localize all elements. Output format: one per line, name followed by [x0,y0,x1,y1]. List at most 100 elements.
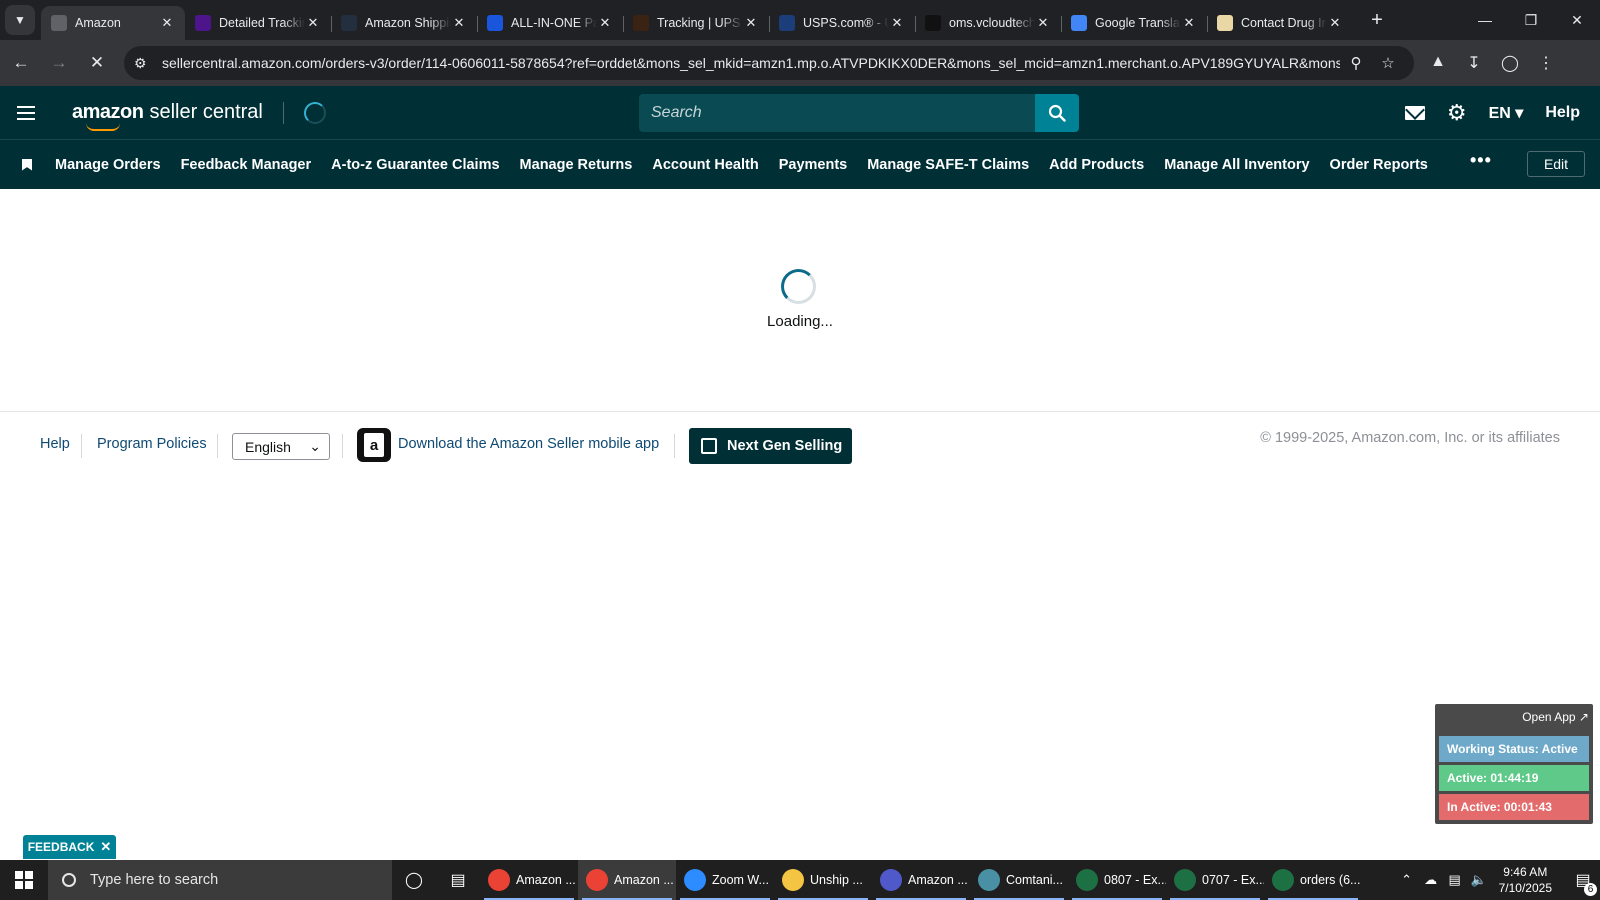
site-info-icon[interactable]: ⚙ [134,55,156,72]
close-tab-icon[interactable]: ✕ [451,15,467,31]
browser-tab[interactable]: oms.vcloudtech ✕ [915,6,1061,40]
close-tab-icon[interactable]: ✕ [889,15,905,31]
taskbar-app[interactable]: Amazon ... [480,860,578,900]
nav-item[interactable]: Feedback Manager [181,157,312,173]
taskbar-app-label: 0707 - Ex... [1202,873,1264,887]
extensions-icon[interactable]: ▲ [1420,53,1456,73]
taskbar-app[interactable]: Comtani... [970,860,1068,900]
download-app-link[interactable]: Download the Amazon Seller mobile app [398,436,659,452]
open-app-link[interactable]: Open App ↗ [1522,710,1589,724]
back-button[interactable]: ← [4,46,38,80]
restore-button[interactable]: ❐ [1508,12,1554,29]
next-gen-selling-button[interactable]: Next Gen Selling [689,428,852,464]
close-icon[interactable]: ✕ [100,839,111,855]
search-input[interactable]: Search [639,94,1035,132]
nav-item[interactable]: Manage Orders [55,157,161,173]
close-tab-icon[interactable]: ✕ [305,15,321,31]
nav-item[interactable]: Payments [779,157,848,173]
browser-tab[interactable]: Contact Drug Info✕ [1207,6,1353,40]
minimize-button[interactable]: — [1462,12,1508,29]
more-options-icon[interactable]: ••• [1470,150,1492,171]
browser-tab[interactable]: ALL-IN-ONE Package✕ [477,6,623,40]
zoom-icon [684,869,706,891]
footer-help-link[interactable]: Help [40,436,70,452]
taskbar-app-label: Amazon ... [516,873,576,887]
program-policies-link[interactable]: Program Policies [97,436,207,452]
active-time-row: Active: 01:44:19 [1439,765,1589,791]
start-button[interactable] [0,860,48,900]
header-search: Search [639,94,1079,132]
task-view-icon[interactable]: ▤ [436,870,480,890]
nav-item[interactable]: Manage Returns [520,157,633,173]
loading-spinner-icon [781,269,816,304]
bookmark-icon[interactable] [22,158,32,171]
taskbar-app[interactable]: 0807 - Ex... [1068,860,1166,900]
notifications-icon[interactable]: ▤ 6 [1566,870,1600,896]
cortana-icon[interactable]: ◯ [392,870,436,890]
language-selector[interactable]: EN ▾ [1489,103,1524,123]
taskbar-app[interactable]: Unship ... [774,860,872,900]
close-tab-icon[interactable]: ✕ [1035,15,1051,31]
address-bar[interactable]: ⚙ sellercentral.amazon.com/orders-v3/ord… [124,46,1414,80]
ups-favicon-icon [633,15,649,31]
header-divider [282,101,284,124]
header-help-link[interactable]: Help [1545,104,1580,122]
edit-nav-button[interactable]: Edit [1527,151,1585,177]
stop-loading-button[interactable]: ✕ [80,46,114,80]
taskbar-search[interactable]: Type here to search [48,860,392,900]
downloads-icon[interactable]: ↧ [1456,53,1492,73]
zoom-icon[interactable]: ⚲ [1340,54,1372,72]
taskbar-app[interactable]: orders (6... [1264,860,1362,900]
hamburger-menu-icon[interactable] [0,86,52,139]
browser-tab[interactable]: Tracking | UPS ✕ [623,6,769,40]
nav-item[interactable]: Manage All Inventory [1164,157,1309,173]
seller-central-logo[interactable]: amazon seller central [72,101,263,131]
search-button[interactable] [1035,94,1079,132]
nav-item[interactable]: A-to-z Guarantee Claims [331,157,499,173]
close-tab-icon[interactable]: ✕ [1327,15,1343,31]
clock[interactable]: 9:46 AM 7/10/2025 [1499,864,1552,896]
feedback-tab[interactable]: FEEDBACK ✕ [23,835,116,859]
close-tab-icon[interactable]: ✕ [597,15,613,31]
url-text[interactable]: sellercentral.amazon.com/orders-v3/order… [162,55,1340,71]
nav-item[interactable]: Manage SAFE-T Claims [867,157,1029,173]
new-tab-button[interactable]: + [1363,9,1391,32]
clock-time: 9:46 AM [1503,865,1548,879]
taskbar-app-label: 0807 - Ex... [1104,873,1166,887]
seller-app-icon[interactable]: a [357,428,391,462]
windows-taskbar: Type here to search ◯ ▤ Amazon ... Amazon… [0,860,1600,900]
taskbar-app[interactable]: Amazon ... [872,860,970,900]
chrome-menu-icon[interactable]: ⋮ [1528,53,1564,73]
nav-item[interactable]: Account Health [652,157,758,173]
taskbar-app[interactable]: Amazon ... [578,860,676,900]
tab-search-button[interactable]: ▼ [5,5,35,35]
footer-separator [674,434,675,458]
close-tab-icon[interactable]: ✕ [159,15,175,31]
taskbar-app[interactable]: 0707 - Ex... [1166,860,1264,900]
footer-language-select[interactable]: English ⌄ [232,433,330,460]
close-tab-icon[interactable]: ✕ [1181,15,1197,31]
chevron-up-icon[interactable]: ⌃ [1395,872,1419,888]
nav-item[interactable]: Order Reports [1330,157,1428,173]
volume-icon[interactable]: 🔈 [1467,872,1491,888]
nav-item[interactable]: Add Products [1049,157,1144,173]
gear-icon[interactable]: ⚙ [1447,100,1467,126]
close-tab-icon[interactable]: ✕ [743,15,759,31]
forward-button[interactable]: → [42,46,76,80]
bookmark-star-icon[interactable]: ☆ [1372,54,1404,72]
browser-tab[interactable]: Google Translate ✕ [1061,6,1207,40]
browser-tab[interactable]: USPS.com® - USPS✕ [769,6,915,40]
browser-tab[interactable]: Amazon ✕ [41,6,185,40]
browser-tab[interactable]: Amazon Shipping✕ [331,6,477,40]
mail-icon[interactable] [1404,105,1425,120]
header-right: ⚙ EN ▾ Help [1404,86,1600,139]
browser-tab[interactable]: Detailed Tracking✕ [185,6,331,40]
profile-icon[interactable]: ◯ [1492,53,1528,73]
amazon-smile-icon [86,123,120,131]
taskbar-app[interactable]: Zoom W... [676,860,774,900]
header-loading-spinner-icon [303,101,326,124]
close-window-button[interactable]: ✕ [1554,12,1600,29]
tab-title: Contact Drug Info [1241,16,1327,30]
onedrive-icon[interactable]: ☁ [1419,872,1443,888]
network-icon[interactable]: ▤ [1443,872,1467,888]
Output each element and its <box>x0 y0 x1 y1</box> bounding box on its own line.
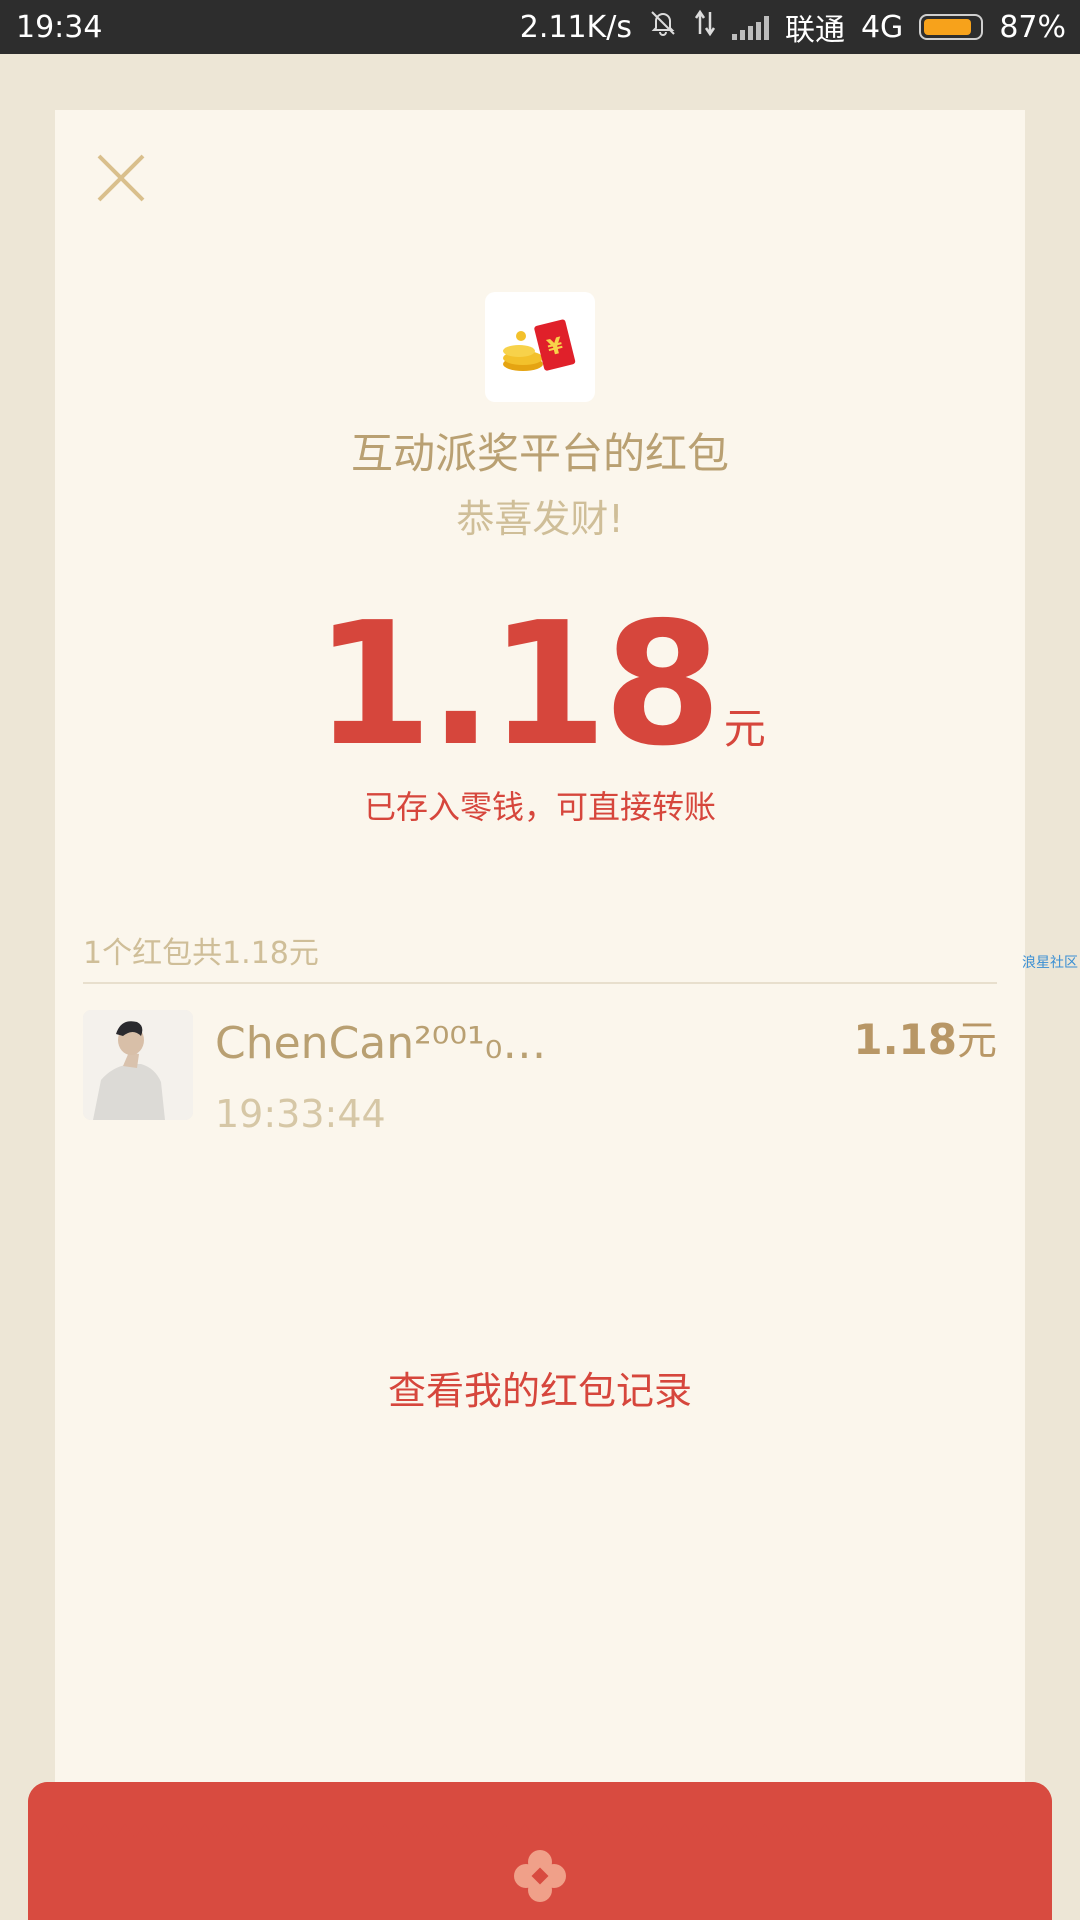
zigzag-edge <box>55 1824 1025 1838</box>
close-icon <box>97 154 145 202</box>
avatar[interactable] <box>83 1010 193 1120</box>
battery-percent: 87% <box>999 9 1066 45</box>
amount-unit: 元 <box>723 704 766 753</box>
receiver-amount: 1.18元 <box>853 1008 997 1066</box>
signal-icon <box>731 14 769 40</box>
battery-fill <box>924 19 972 35</box>
red-packet-detail-card: ¥ 互动派奖平台的红包 恭喜发财! 1.18 元 已存入零钱，可直接转账 1个红… <box>55 110 1025 1830</box>
stored-to-balance-link[interactable]: 已存入零钱，可直接转账 <box>55 782 1025 828</box>
received-amount: 1.18 元 <box>55 600 1025 770</box>
packet-summary: 1个红包共1.18元 <box>83 936 319 971</box>
sender-title: 互动派奖平台的红包 <box>350 429 729 478</box>
network-speed: 2.11K/s <box>519 9 632 45</box>
red-envelope-coins-icon: ¥ <box>503 319 576 371</box>
status-time: 19:34 <box>16 9 103 45</box>
sender-logo: ¥ <box>485 292 595 402</box>
data-transfer-icon <box>694 8 716 46</box>
close-button[interactable] <box>93 150 149 206</box>
amount-value: 1.18 <box>314 586 721 784</box>
carrier-label: 联通 <box>784 13 845 48</box>
status-bar: 19:34 2.11K/s 联通 4G 87% <box>0 0 1080 54</box>
receiver-name: ChenCan²⁰⁰¹₀… <box>215 1018 547 1069</box>
user-portrait-icon <box>83 1010 193 1120</box>
battery-icon <box>919 14 984 40</box>
blessing-text: 恭喜发财! <box>456 497 624 541</box>
network-type: 4G <box>860 9 904 45</box>
watermark: 浪星社区 <box>1022 955 1078 971</box>
receiver-amount-unit: 元 <box>957 1018 997 1064</box>
flower-ornament-icon[interactable] <box>512 1848 568 1904</box>
divider <box>83 982 997 984</box>
status-right: 2.11K/s 联通 4G 87% <box>520 5 1066 49</box>
receiver-amount-value: 1.18 <box>853 1015 957 1064</box>
receiver-row[interactable]: ChenCan²⁰⁰¹₀… 19:33:44 1.18元 <box>83 1010 997 1150</box>
view-red-packet-records-link[interactable]: 查看我的红包记录 <box>55 1360 1025 1415</box>
receive-time: 19:33:44 <box>215 1092 386 1136</box>
bell-muted-icon <box>648 8 678 46</box>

- - -

## Aim
Please arrange the lines above, from the line with "site-info-icon[interactable]: ⚙ [134,55,156,72]" up to and including the line with "taskbar-app-label: 0707 - Ex...", as a JSON list of strings with one string per line, leaving out any blank lines.

## Answer
[
  "site-info-icon[interactable]: ⚙ [134,55,156,72]",
  "close-tab-icon[interactable]: ✕ [451,15,467,31]",
  "browser-tab[interactable]: oms.vcloudtech ✕ [915,6,1061,40]",
  "close-tab-icon[interactable]: ✕ [889,15,905,31]",
  "taskbar-app[interactable]: Amazon ... [480,860,578,900]",
  "nav-item[interactable]: Feedback Manager [181,157,312,173]",
  "taskbar-app-label: 0707 - Ex... [1202,873,1264,887]"
]